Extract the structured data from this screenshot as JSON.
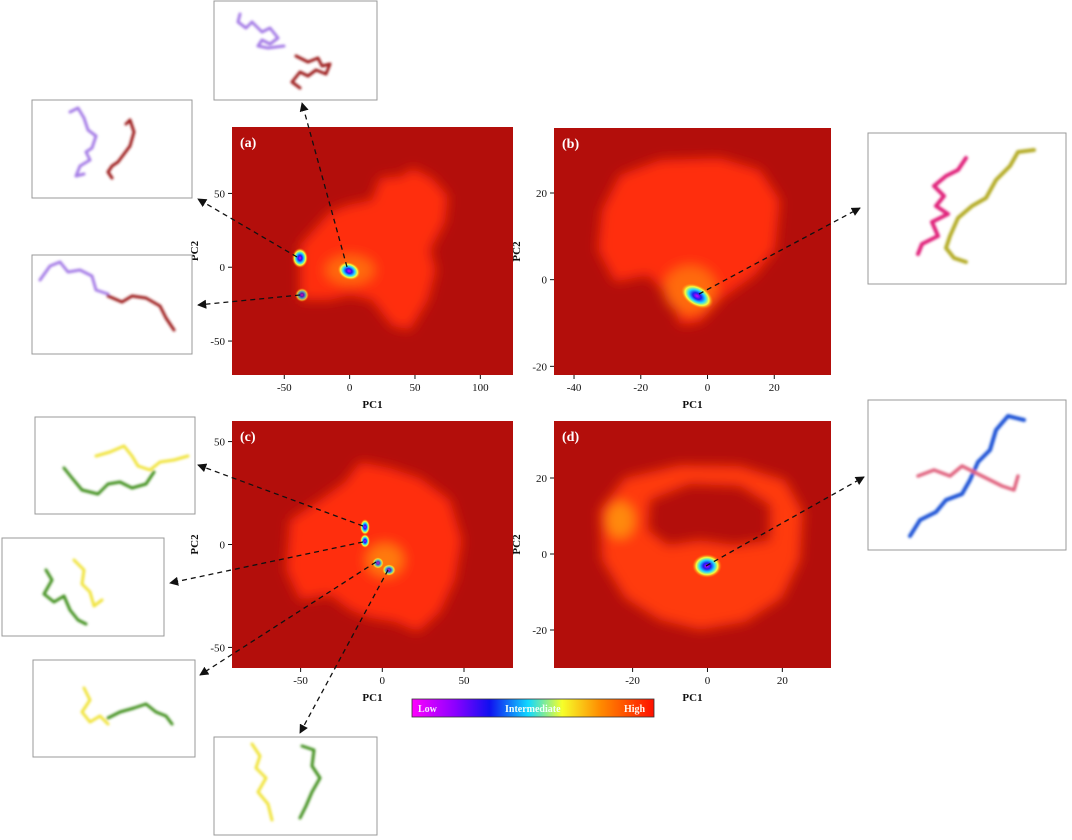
{
  "colorbar": {
    "low": "Low",
    "mid": "Intermediate",
    "high": "High"
  },
  "colors": {
    "background_red": "#b30e0b",
    "chain_purple": "#a47be6",
    "chain_darkred": "#9d1f1f",
    "chain_pink": "#e0247a",
    "chain_olive": "#b5ad2a",
    "chain_green": "#3f8f1f",
    "chain_yellow": "#f0e33a",
    "chain_blue": "#1e53d6",
    "chain_salmon": "#e0637f"
  },
  "chart_data": [
    {
      "panel": "(a)",
      "type": "heatmap",
      "xlabel": "PC1",
      "ylabel": "PC2",
      "xlim": [
        -90,
        125
      ],
      "ylim": [
        -73,
        95
      ],
      "xticks": [
        -50,
        0,
        50,
        100
      ],
      "yticks": [
        -50,
        0,
        50
      ],
      "low_energy_minima": [
        [
          -40,
          7
        ],
        [
          0,
          -4
        ],
        [
          -39,
          -20
        ]
      ]
    },
    {
      "panel": "(b)",
      "type": "heatmap",
      "xlabel": "PC1",
      "ylabel": "PC2",
      "xlim": [
        -46,
        37
      ],
      "ylim": [
        -22,
        35
      ],
      "xticks": [
        -40,
        -20,
        0,
        20
      ],
      "yticks": [
        -20,
        0,
        20
      ],
      "low_energy_minima": [
        [
          -2,
          -4
        ]
      ]
    },
    {
      "panel": "(c)",
      "type": "heatmap",
      "xlabel": "PC1",
      "ylabel": "PC2",
      "xlim": [
        -92,
        80
      ],
      "ylim": [
        -60,
        60
      ],
      "xticks": [
        -50,
        0,
        50
      ],
      "yticks": [
        -50,
        0,
        50
      ],
      "low_energy_minima": [
        [
          -10,
          9
        ],
        [
          -10,
          2
        ],
        [
          -2,
          -7
        ],
        [
          3,
          -9
        ]
      ]
    },
    {
      "panel": "(d)",
      "type": "heatmap",
      "xlabel": "PC1",
      "ylabel": "PC2",
      "xlim": [
        -41,
        33
      ],
      "ylim": [
        -30,
        35
      ],
      "xticks": [
        -20,
        0,
        20
      ],
      "yticks": [
        -20,
        0,
        20
      ],
      "low_energy_minima": [
        [
          0,
          -4
        ]
      ]
    }
  ]
}
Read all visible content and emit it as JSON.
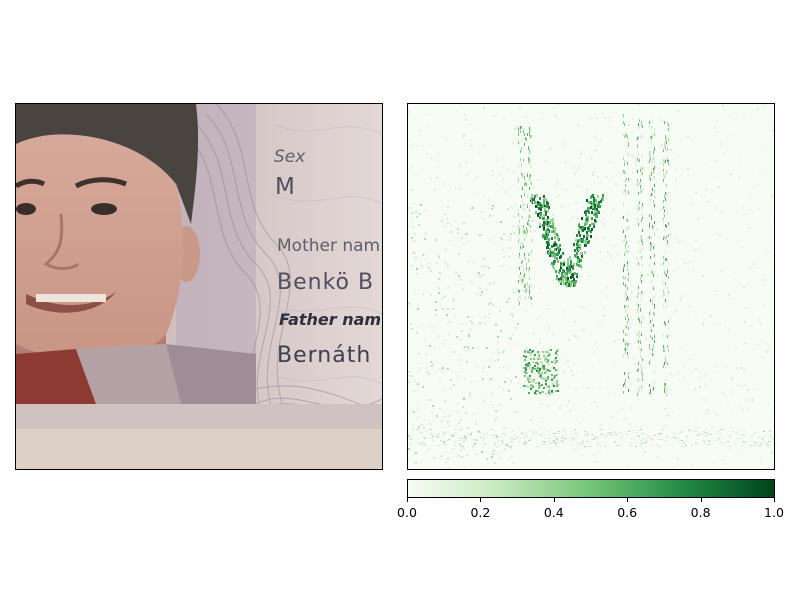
{
  "document_text": {
    "sex_label": "Sex",
    "sex_value": "M",
    "mother_label": "Mother nam",
    "mother_value": "Benkö B",
    "father_label": "Father nam",
    "father_value": "Bernáth"
  },
  "chart_data": {
    "type": "heatmap",
    "title": "",
    "xlabel": "",
    "ylabel": "",
    "colormap": "Greens",
    "colors": {
      "low": "#f7fcf5",
      "mid": "#74c476",
      "high": "#00441b"
    },
    "colorbar": {
      "range": [
        0.0,
        1.0
      ],
      "ticks": [
        "0.0",
        "0.2",
        "0.4",
        "0.6",
        "0.8",
        "1.0"
      ]
    },
    "grid": false,
    "hotspots": [
      {
        "region": "face/neck edge, center",
        "intensity": 0.95
      },
      {
        "region": "left vertical edge",
        "intensity": 0.55
      },
      {
        "region": "right vertical stripes",
        "intensity": 0.6
      },
      {
        "region": "lower-left blob",
        "intensity": 0.7
      },
      {
        "region": "background",
        "intensity": 0.05
      }
    ]
  }
}
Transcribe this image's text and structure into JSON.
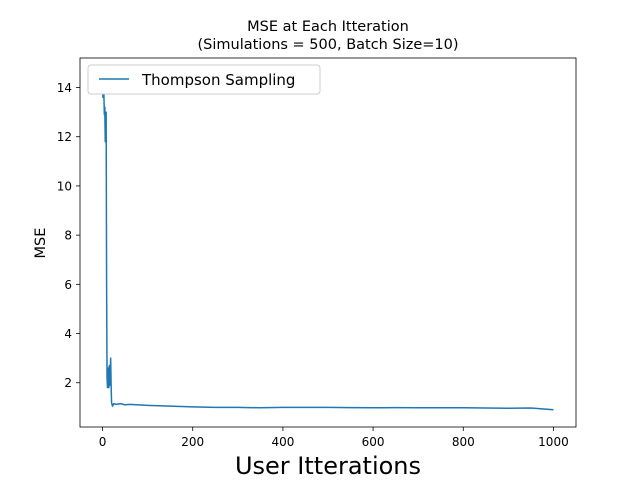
{
  "chart_data": {
    "type": "line",
    "title": "MSE at Each Itteration",
    "subtitle": "(Simulations = 500, Batch Size=10)",
    "xlabel": "User Itterations",
    "ylabel": "MSE",
    "xlim": [
      -50,
      1050
    ],
    "ylim": [
      0.2,
      15.2
    ],
    "xticks": [
      0,
      200,
      400,
      600,
      800,
      1000
    ],
    "yticks": [
      2,
      4,
      6,
      8,
      10,
      12,
      14
    ],
    "grid": false,
    "legend_position": "top-left",
    "series": [
      {
        "name": "Thompson Sampling",
        "color": "#1f77b4",
        "x": [
          0,
          1,
          2,
          3,
          4,
          5,
          6,
          7,
          8,
          9,
          10,
          11,
          12,
          13,
          14,
          15,
          16,
          17,
          18,
          19,
          20,
          22,
          25,
          30,
          40,
          50,
          60,
          80,
          100,
          150,
          200,
          250,
          300,
          350,
          400,
          450,
          500,
          550,
          600,
          650,
          700,
          750,
          800,
          850,
          900,
          950,
          1000
        ],
        "y": [
          14.0,
          13.6,
          14.5,
          13.7,
          12.9,
          13.2,
          11.8,
          12.5,
          13.0,
          6.0,
          2.2,
          1.8,
          2.6,
          2.1,
          1.8,
          2.7,
          1.9,
          2.0,
          3.0,
          1.9,
          1.2,
          1.05,
          1.15,
          1.12,
          1.15,
          1.1,
          1.12,
          1.1,
          1.08,
          1.05,
          1.02,
          1.0,
          1.0,
          0.98,
          1.0,
          1.0,
          1.0,
          0.99,
          0.98,
          0.99,
          0.98,
          0.98,
          0.98,
          0.97,
          0.96,
          0.97,
          0.9
        ]
      }
    ]
  }
}
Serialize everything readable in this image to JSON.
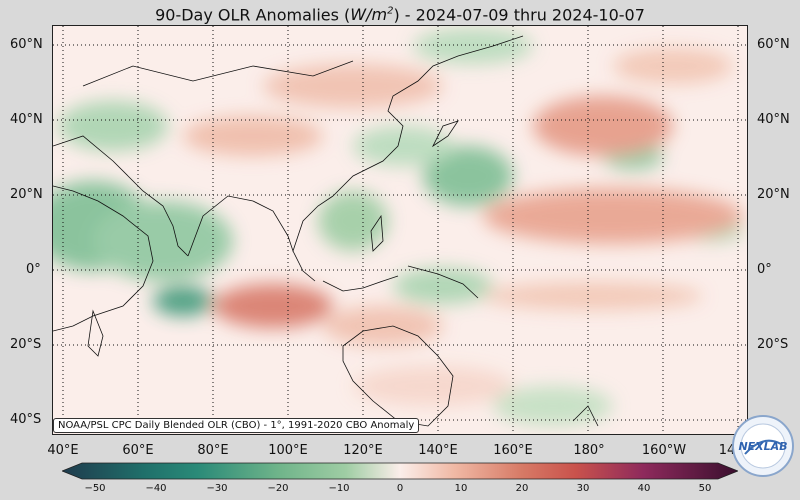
{
  "title": {
    "prefix": "90-Day OLR Anomalies (",
    "unit_base": "W/m",
    "unit_exp": "2",
    "suffix": ") - 2024-07-09 thru 2024-10-07"
  },
  "lat_labels": [
    "60°N",
    "40°N",
    "20°N",
    "0°",
    "20°S",
    "40°S"
  ],
  "lon_labels": [
    "40°E",
    "60°E",
    "80°E",
    "100°E",
    "120°E",
    "140°E",
    "160°E",
    "180°",
    "160°W",
    "14"
  ],
  "credit": "NOAA/PSL CPC Daily Blended OLR (CBO) - 1°, 1991-2020 CBO Anomaly",
  "colorbar": {
    "ticks": [
      "−50",
      "−40",
      "−30",
      "−20",
      "−10",
      "0",
      "10",
      "20",
      "30",
      "40",
      "50"
    ],
    "range": [
      -50,
      50
    ],
    "colors": {
      "negative_extreme": "#1f3b4d",
      "negative_mid": "#2a8a78",
      "negative_light": "#9fcda4",
      "neutral": "#fbeeea",
      "positive_light": "#f0b9a5",
      "positive_mid": "#c9524c",
      "positive_extreme": "#3a0f2e"
    }
  },
  "logo": {
    "text": "NEXLAB"
  }
}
---
**Requirements**
Scan the listing above. Gather each line that contains the word "left".

**Response to this task**
        "region": "left vertical edge",
        "region": "lower-left blob",
    "legend_position": "top-left",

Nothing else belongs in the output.